**Exercise directions:**
Reproduce every entry below precisely. Pictures are excluded from the copy.

**Supplied records:**
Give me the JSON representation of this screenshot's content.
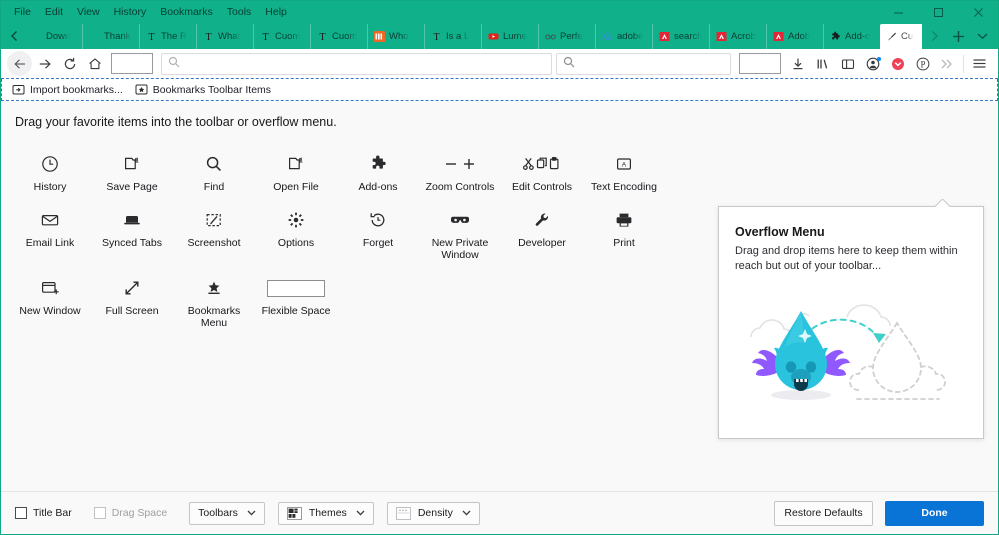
{
  "window": {
    "menu": [
      "File",
      "Edit",
      "View",
      "History",
      "Bookmarks",
      "Tools",
      "Help"
    ],
    "controls": {
      "minimize": "minimize-icon",
      "maximize": "maximize-icon",
      "close": "close-icon"
    },
    "chrome_color": "#0fb08a"
  },
  "tabstrip": {
    "scroll_left": "chevron-left-icon",
    "scroll_right": "chevron-right-icon",
    "new_tab": "plus-icon",
    "list_all_tabs": "chevron-down-icon",
    "tabs": [
      {
        "label": "Down",
        "icon": "blank-favicon",
        "active": false
      },
      {
        "label": "Thank you",
        "icon": "blank-favicon",
        "active": false
      },
      {
        "label": "The R",
        "icon": "nyt-favicon",
        "active": false
      },
      {
        "label": "What",
        "icon": "nyt-favicon",
        "active": false
      },
      {
        "label": "Cuom",
        "icon": "nyt-favicon",
        "active": false
      },
      {
        "label": "Cuom",
        "icon": "nyt-favicon",
        "active": false
      },
      {
        "label": "Who",
        "icon": "nbc-favicon",
        "active": false
      },
      {
        "label": "Is a L",
        "icon": "nyt-favicon",
        "active": false
      },
      {
        "label": "Lume",
        "icon": "youtube-favicon",
        "active": false
      },
      {
        "label": "Perfe",
        "icon": "glasses-favicon",
        "active": false
      },
      {
        "label": "adobe",
        "icon": "google-favicon",
        "active": false
      },
      {
        "label": "search",
        "icon": "adobe-favicon",
        "active": false
      },
      {
        "label": "Acrob",
        "icon": "adobe-favicon",
        "active": false
      },
      {
        "label": "Adob",
        "icon": "adobe-favicon",
        "active": false
      },
      {
        "label": "Add-o",
        "icon": "addons-puzzle-favicon",
        "active": false
      },
      {
        "label": "Cu",
        "icon": "customize-brush-favicon",
        "active": true
      }
    ]
  },
  "navbar": {
    "back": "back-arrow-icon",
    "forward": "forward-arrow-icon",
    "reload": "reload-icon",
    "home": "home-icon",
    "drop_target": "toolbar-drop-slot",
    "url_placeholder": "",
    "url_value": "",
    "url_icon": "magnifier-icon",
    "search_placeholder": "",
    "search_value": "",
    "search_icon": "magnifier-icon",
    "right_icons": [
      "downloads-icon",
      "library-icon",
      "sidebars-icon",
      "account-icon",
      "pocket-icon",
      "pinterest-icon",
      "overflow-chevrons-icon",
      "hamburger-menu-icon"
    ]
  },
  "bookmarks_toolbar": {
    "items": [
      {
        "label": "Import bookmarks...",
        "icon": "import-bookmarks-icon"
      },
      {
        "label": "Bookmarks Toolbar Items",
        "icon": "bookmarks-toolbar-items-icon"
      }
    ]
  },
  "customize": {
    "instruction": "Drag your favorite items into the toolbar or overflow menu.",
    "palette": [
      {
        "label": "History",
        "icon": "clock-icon"
      },
      {
        "label": "Save Page",
        "icon": "save-page-icon"
      },
      {
        "label": "Find",
        "icon": "magnifier-icon"
      },
      {
        "label": "Open File",
        "icon": "open-file-icon"
      },
      {
        "label": "Add-ons",
        "icon": "puzzle-icon"
      },
      {
        "label": "Zoom Controls",
        "icon": "zoom-minus-plus-icon"
      },
      {
        "label": "Edit Controls",
        "icon": "cut-copy-paste-icon"
      },
      {
        "label": "Text Encoding",
        "icon": "text-encoding-icon"
      },
      {
        "label": "Email Link",
        "icon": "envelope-icon"
      },
      {
        "label": "Synced Tabs",
        "icon": "synced-tabs-icon"
      },
      {
        "label": "Screenshot",
        "icon": "screenshot-icon"
      },
      {
        "label": "Options",
        "icon": "gear-icon"
      },
      {
        "label": "Forget",
        "icon": "forget-icon"
      },
      {
        "label": "New Private Window",
        "icon": "private-mask-icon"
      },
      {
        "label": "Developer",
        "icon": "wrench-icon"
      },
      {
        "label": "Print",
        "icon": "printer-icon"
      },
      {
        "label": "New Window",
        "icon": "new-window-icon"
      },
      {
        "label": "Full Screen",
        "icon": "fullscreen-arrows-icon"
      },
      {
        "label": "Bookmarks Menu",
        "icon": "bookmarks-star-icon"
      },
      {
        "label": "Flexible Space",
        "icon": "flexible-space-box"
      }
    ]
  },
  "overflow_panel": {
    "title": "Overflow Menu",
    "description": "Drag and drop items here to keep them within reach but out of your toolbar...",
    "illustration": "fox-drag-drop-illustration"
  },
  "bottombar": {
    "title_bar": {
      "label": "Title Bar",
      "checked": false,
      "disabled": false
    },
    "drag_space": {
      "label": "Drag Space",
      "checked": false,
      "disabled": true
    },
    "toolbars": {
      "label": "Toolbars",
      "caret": "chevron-down-icon"
    },
    "themes": {
      "label": "Themes",
      "icon": "themes-swatch-icon",
      "caret": "chevron-down-icon"
    },
    "density": {
      "label": "Density",
      "icon": "density-icon",
      "caret": "chevron-down-icon"
    },
    "restore_defaults": "Restore Defaults",
    "done": "Done",
    "done_color": "#0a73d6"
  }
}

**Solution:**
Give me the JSON representation of this screenshot's content.
{
  "window": {
    "menu": [
      "File",
      "Edit",
      "View",
      "History",
      "Bookmarks",
      "Tools",
      "Help"
    ],
    "controls": {
      "minimize": "minimize-icon",
      "maximize": "maximize-icon",
      "close": "close-icon"
    },
    "chrome_color": "#0fb08a"
  },
  "tabstrip": {
    "scroll_left": "chevron-left-icon",
    "scroll_right": "chevron-right-icon",
    "new_tab": "plus-icon",
    "list_all_tabs": "chevron-down-icon",
    "tabs": [
      {
        "label": "Down",
        "icon": "blank-favicon",
        "active": false
      },
      {
        "label": "Thank you",
        "icon": "blank-favicon",
        "active": false
      },
      {
        "label": "The R",
        "icon": "nyt-favicon",
        "active": false
      },
      {
        "label": "What",
        "icon": "nyt-favicon",
        "active": false
      },
      {
        "label": "Cuom",
        "icon": "nyt-favicon",
        "active": false
      },
      {
        "label": "Cuom",
        "icon": "nyt-favicon",
        "active": false
      },
      {
        "label": "Who",
        "icon": "nbc-favicon",
        "active": false
      },
      {
        "label": "Is a L",
        "icon": "nyt-favicon",
        "active": false
      },
      {
        "label": "Lume",
        "icon": "youtube-favicon",
        "active": false
      },
      {
        "label": "Perfe",
        "icon": "glasses-favicon",
        "active": false
      },
      {
        "label": "adobe",
        "icon": "google-favicon",
        "active": false
      },
      {
        "label": "search",
        "icon": "adobe-favicon",
        "active": false
      },
      {
        "label": "Acrob",
        "icon": "adobe-favicon",
        "active": false
      },
      {
        "label": "Adob",
        "icon": "adobe-favicon",
        "active": false
      },
      {
        "label": "Add-o",
        "icon": "addons-puzzle-favicon",
        "active": false
      },
      {
        "label": "Cu",
        "icon": "customize-brush-favicon",
        "active": true
      }
    ]
  },
  "navbar": {
    "back": "back-arrow-icon",
    "forward": "forward-arrow-icon",
    "reload": "reload-icon",
    "home": "home-icon",
    "drop_target": "toolbar-drop-slot",
    "url_placeholder": "",
    "url_value": "",
    "url_icon": "magnifier-icon",
    "search_placeholder": "",
    "search_value": "",
    "search_icon": "magnifier-icon",
    "right_icons": [
      "downloads-icon",
      "library-icon",
      "sidebars-icon",
      "account-icon",
      "pocket-icon",
      "pinterest-icon",
      "overflow-chevrons-icon",
      "hamburger-menu-icon"
    ]
  },
  "bookmarks_toolbar": {
    "items": [
      {
        "label": "Import bookmarks...",
        "icon": "import-bookmarks-icon"
      },
      {
        "label": "Bookmarks Toolbar Items",
        "icon": "bookmarks-toolbar-items-icon"
      }
    ]
  },
  "customize": {
    "instruction": "Drag your favorite items into the toolbar or overflow menu.",
    "palette": [
      {
        "label": "History",
        "icon": "clock-icon"
      },
      {
        "label": "Save Page",
        "icon": "save-page-icon"
      },
      {
        "label": "Find",
        "icon": "magnifier-icon"
      },
      {
        "label": "Open File",
        "icon": "open-file-icon"
      },
      {
        "label": "Add-ons",
        "icon": "puzzle-icon"
      },
      {
        "label": "Zoom Controls",
        "icon": "zoom-minus-plus-icon"
      },
      {
        "label": "Edit Controls",
        "icon": "cut-copy-paste-icon"
      },
      {
        "label": "Text Encoding",
        "icon": "text-encoding-icon"
      },
      {
        "label": "Email Link",
        "icon": "envelope-icon"
      },
      {
        "label": "Synced Tabs",
        "icon": "synced-tabs-icon"
      },
      {
        "label": "Screenshot",
        "icon": "screenshot-icon"
      },
      {
        "label": "Options",
        "icon": "gear-icon"
      },
      {
        "label": "Forget",
        "icon": "forget-icon"
      },
      {
        "label": "New Private Window",
        "icon": "private-mask-icon"
      },
      {
        "label": "Developer",
        "icon": "wrench-icon"
      },
      {
        "label": "Print",
        "icon": "printer-icon"
      },
      {
        "label": "New Window",
        "icon": "new-window-icon"
      },
      {
        "label": "Full Screen",
        "icon": "fullscreen-arrows-icon"
      },
      {
        "label": "Bookmarks Menu",
        "icon": "bookmarks-star-icon"
      },
      {
        "label": "Flexible Space",
        "icon": "flexible-space-box"
      }
    ]
  },
  "overflow_panel": {
    "title": "Overflow Menu",
    "description": "Drag and drop items here to keep them within reach but out of your toolbar...",
    "illustration": "fox-drag-drop-illustration"
  },
  "bottombar": {
    "title_bar": {
      "label": "Title Bar",
      "checked": false,
      "disabled": false
    },
    "drag_space": {
      "label": "Drag Space",
      "checked": false,
      "disabled": true
    },
    "toolbars": {
      "label": "Toolbars",
      "caret": "chevron-down-icon"
    },
    "themes": {
      "label": "Themes",
      "icon": "themes-swatch-icon",
      "caret": "chevron-down-icon"
    },
    "density": {
      "label": "Density",
      "icon": "density-icon",
      "caret": "chevron-down-icon"
    },
    "restore_defaults": "Restore Defaults",
    "done": "Done",
    "done_color": "#0a73d6"
  }
}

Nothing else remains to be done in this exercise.